Task – Repeat the entries that follow verbatim, without any of their pictures.

Records for the exercise –
——————————

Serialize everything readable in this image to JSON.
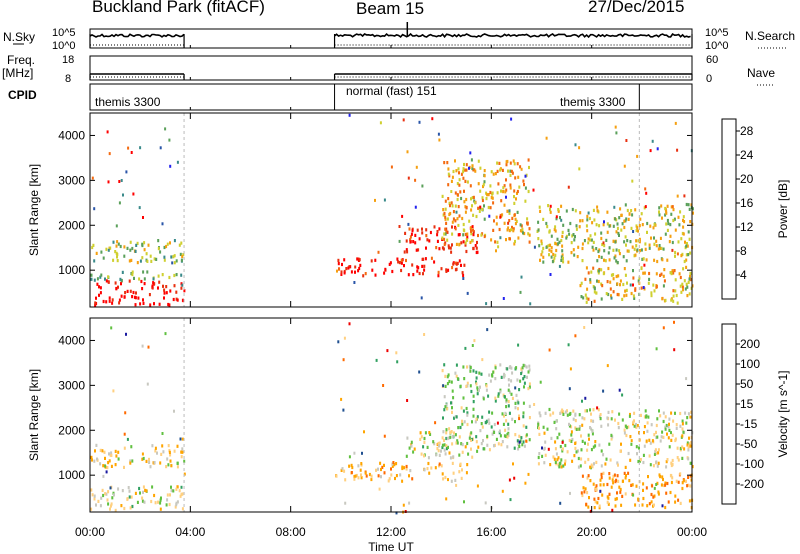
{
  "header": {
    "site": "Buckland Park (fitACF)",
    "beam": "Beam 15",
    "date": "27/Dec/2015"
  },
  "side_labels": {
    "nsky": "N.Sky",
    "freq": "Freq.",
    "freq_unit": "[MHz]",
    "cpid": "CPID",
    "nsearch": "N.Search",
    "nave": "Nave"
  },
  "strip_ticks": {
    "nsky_top": "10^5",
    "nsky_bottom": "10^0",
    "freq_top": "18",
    "freq_bottom": "8",
    "nave_top": "60",
    "nave_bottom": "0"
  },
  "cpid_labels": [
    "themis 3300",
    "normal (fast) 151",
    "themis 3300"
  ],
  "colors": {
    "power": [
      "#2222ee",
      "#2a55a8",
      "#3a8a8a",
      "#5aa05a",
      "#cfd030",
      "#f5a010",
      "#f46a10",
      "#e83010",
      "#ff0000"
    ],
    "velocity": [
      "#ee0000",
      "#ff6a00",
      "#ffa500",
      "#ffd080",
      "#c8c8c0",
      "#60c040",
      "#30a060",
      "#205090",
      "#1a1aa0"
    ]
  },
  "chart_data": [
    {
      "type": "heatmap",
      "title": "",
      "xlabel": "Time UT",
      "ylabel": "Slant Range [km]",
      "x_range_hours": [
        0,
        24
      ],
      "x_ticks": [
        "00:00",
        "04:00",
        "08:00",
        "12:00",
        "16:00",
        "20:00",
        "00:00"
      ],
      "ylim": [
        180,
        4500
      ],
      "y_ticks": [
        1000,
        2000,
        3000,
        4000
      ],
      "colorbar": {
        "label": "Power [dB]",
        "range": [
          0,
          30
        ],
        "ticks": [
          4,
          8,
          12,
          16,
          20,
          24,
          28
        ]
      },
      "data_gaps_hours": [
        [
          3.75,
          9.75
        ]
      ],
      "features": [
        {
          "t_start": 0.0,
          "t_end": 3.75,
          "range_km": [
            250,
            800
          ],
          "value_db": 29
        },
        {
          "t_start": 0.0,
          "t_end": 3.75,
          "range_km": [
            800,
            1000
          ],
          "value_db": 12
        },
        {
          "t_start": 0.0,
          "t_end": 3.75,
          "range_km": [
            1200,
            1700
          ],
          "value_db": 14
        },
        {
          "t_start": 9.75,
          "t_end": 15.0,
          "range_km": [
            900,
            1300
          ],
          "value_db": 27
        },
        {
          "t_start": 12.5,
          "t_end": 15.5,
          "range_km": [
            1400,
            2000
          ],
          "value_db": 26
        },
        {
          "t_start": 14.0,
          "t_end": 17.5,
          "range_km": [
            1600,
            3500
          ],
          "value_db": 18
        },
        {
          "t_start": 17.8,
          "t_end": 24.0,
          "range_km": [
            1200,
            2500
          ],
          "value_db": 15
        },
        {
          "t_start": 19.5,
          "t_end": 24.0,
          "range_km": [
            300,
            1100
          ],
          "value_db": 17
        }
      ]
    },
    {
      "type": "heatmap",
      "title": "",
      "xlabel": "Time UT",
      "ylabel": "Slant Range [km]",
      "x_range_hours": [
        0,
        24
      ],
      "x_ticks": [
        "00:00",
        "04:00",
        "08:00",
        "12:00",
        "16:00",
        "20:00",
        "00:00"
      ],
      "ylim": [
        180,
        4500
      ],
      "y_ticks": [
        1000,
        2000,
        3000,
        4000
      ],
      "colorbar": {
        "label": "Velocity [m s^-1]",
        "boundaries": [
          -250,
          -200,
          -100,
          -50,
          -15,
          15,
          50,
          100,
          200,
          250
        ],
        "ticks": [
          "200",
          "100",
          "50",
          "15",
          "-15",
          "-50",
          "-100",
          "-200"
        ]
      },
      "data_gaps_hours": [
        [
          3.75,
          9.75
        ]
      ],
      "features": [
        {
          "t_start": 0.0,
          "t_end": 3.75,
          "range_km": [
            250,
            800
          ],
          "value_ms": 0
        },
        {
          "t_start": 0.0,
          "t_end": 3.75,
          "range_km": [
            1200,
            1700
          ],
          "value_ms": -30
        },
        {
          "t_start": 9.75,
          "t_end": 15.0,
          "range_km": [
            900,
            1300
          ],
          "value_ms": -60
        },
        {
          "t_start": 12.5,
          "t_end": 15.5,
          "range_km": [
            1400,
            2000
          ],
          "value_ms": 0
        },
        {
          "t_start": 14.0,
          "t_end": 17.5,
          "range_km": [
            1600,
            3500
          ],
          "value_ms": 20
        },
        {
          "t_start": 17.8,
          "t_end": 24.0,
          "range_km": [
            1200,
            2500
          ],
          "value_ms": -10
        },
        {
          "t_start": 19.5,
          "t_end": 24.0,
          "range_km": [
            300,
            1100
          ],
          "value_ms": -80
        }
      ]
    }
  ]
}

——————————

Exercise response –
Serialize everything readable in this image to JSON.
{
  "header": {
    "site": "Buckland Park (fitACF)",
    "beam": "Beam 15",
    "date": "27/Dec/2015"
  },
  "side_labels": {
    "nsky": "N.Sky",
    "freq": "Freq.",
    "freq_unit": "[MHz]",
    "cpid": "CPID",
    "nsearch": "N.Search",
    "nave": "Nave"
  },
  "strip_ticks": {
    "nsky_top": "10^5",
    "nsky_bottom": "10^0",
    "freq_top": "18",
    "freq_bottom": "8",
    "nave_top": "60",
    "nave_bottom": "0"
  },
  "cpid_labels": [
    "themis 3300",
    "normal (fast) 151",
    "themis 3300"
  ],
  "colors": {
    "power": [
      "#2222ee",
      "#2a55a8",
      "#3a8a8a",
      "#5aa05a",
      "#cfd030",
      "#f5a010",
      "#f46a10",
      "#e83010",
      "#ff0000"
    ],
    "velocity": [
      "#ee0000",
      "#ff6a00",
      "#ffa500",
      "#ffd080",
      "#c8c8c0",
      "#60c040",
      "#30a060",
      "#205090",
      "#1a1aa0"
    ]
  },
  "chart_data": [
    {
      "type": "heatmap",
      "title": "",
      "xlabel": "Time UT",
      "ylabel": "Slant Range [km]",
      "x_range_hours": [
        0,
        24
      ],
      "x_ticks": [
        "00:00",
        "04:00",
        "08:00",
        "12:00",
        "16:00",
        "20:00",
        "00:00"
      ],
      "ylim": [
        180,
        4500
      ],
      "y_ticks": [
        1000,
        2000,
        3000,
        4000
      ],
      "colorbar": {
        "label": "Power [dB]",
        "range": [
          0,
          30
        ],
        "ticks": [
          4,
          8,
          12,
          16,
          20,
          24,
          28
        ]
      },
      "data_gaps_hours": [
        [
          3.75,
          9.75
        ]
      ],
      "features": [
        {
          "t_start": 0.0,
          "t_end": 3.75,
          "range_km": [
            250,
            800
          ],
          "value_db": 29
        },
        {
          "t_start": 0.0,
          "t_end": 3.75,
          "range_km": [
            800,
            1000
          ],
          "value_db": 12
        },
        {
          "t_start": 0.0,
          "t_end": 3.75,
          "range_km": [
            1200,
            1700
          ],
          "value_db": 14
        },
        {
          "t_start": 9.75,
          "t_end": 15.0,
          "range_km": [
            900,
            1300
          ],
          "value_db": 27
        },
        {
          "t_start": 12.5,
          "t_end": 15.5,
          "range_km": [
            1400,
            2000
          ],
          "value_db": 26
        },
        {
          "t_start": 14.0,
          "t_end": 17.5,
          "range_km": [
            1600,
            3500
          ],
          "value_db": 18
        },
        {
          "t_start": 17.8,
          "t_end": 24.0,
          "range_km": [
            1200,
            2500
          ],
          "value_db": 15
        },
        {
          "t_start": 19.5,
          "t_end": 24.0,
          "range_km": [
            300,
            1100
          ],
          "value_db": 17
        }
      ]
    },
    {
      "type": "heatmap",
      "title": "",
      "xlabel": "Time UT",
      "ylabel": "Slant Range [km]",
      "x_range_hours": [
        0,
        24
      ],
      "x_ticks": [
        "00:00",
        "04:00",
        "08:00",
        "12:00",
        "16:00",
        "20:00",
        "00:00"
      ],
      "ylim": [
        180,
        4500
      ],
      "y_ticks": [
        1000,
        2000,
        3000,
        4000
      ],
      "colorbar": {
        "label": "Velocity [m s^-1]",
        "boundaries": [
          -250,
          -200,
          -100,
          -50,
          -15,
          15,
          50,
          100,
          200,
          250
        ],
        "ticks": [
          "200",
          "100",
          "50",
          "15",
          "-15",
          "-50",
          "-100",
          "-200"
        ]
      },
      "data_gaps_hours": [
        [
          3.75,
          9.75
        ]
      ],
      "features": [
        {
          "t_start": 0.0,
          "t_end": 3.75,
          "range_km": [
            250,
            800
          ],
          "value_ms": 0
        },
        {
          "t_start": 0.0,
          "t_end": 3.75,
          "range_km": [
            1200,
            1700
          ],
          "value_ms": -30
        },
        {
          "t_start": 9.75,
          "t_end": 15.0,
          "range_km": [
            900,
            1300
          ],
          "value_ms": -60
        },
        {
          "t_start": 12.5,
          "t_end": 15.5,
          "range_km": [
            1400,
            2000
          ],
          "value_ms": 0
        },
        {
          "t_start": 14.0,
          "t_end": 17.5,
          "range_km": [
            1600,
            3500
          ],
          "value_ms": 20
        },
        {
          "t_start": 17.8,
          "t_end": 24.0,
          "range_km": [
            1200,
            2500
          ],
          "value_ms": -10
        },
        {
          "t_start": 19.5,
          "t_end": 24.0,
          "range_km": [
            300,
            1100
          ],
          "value_ms": -80
        }
      ]
    }
  ]
}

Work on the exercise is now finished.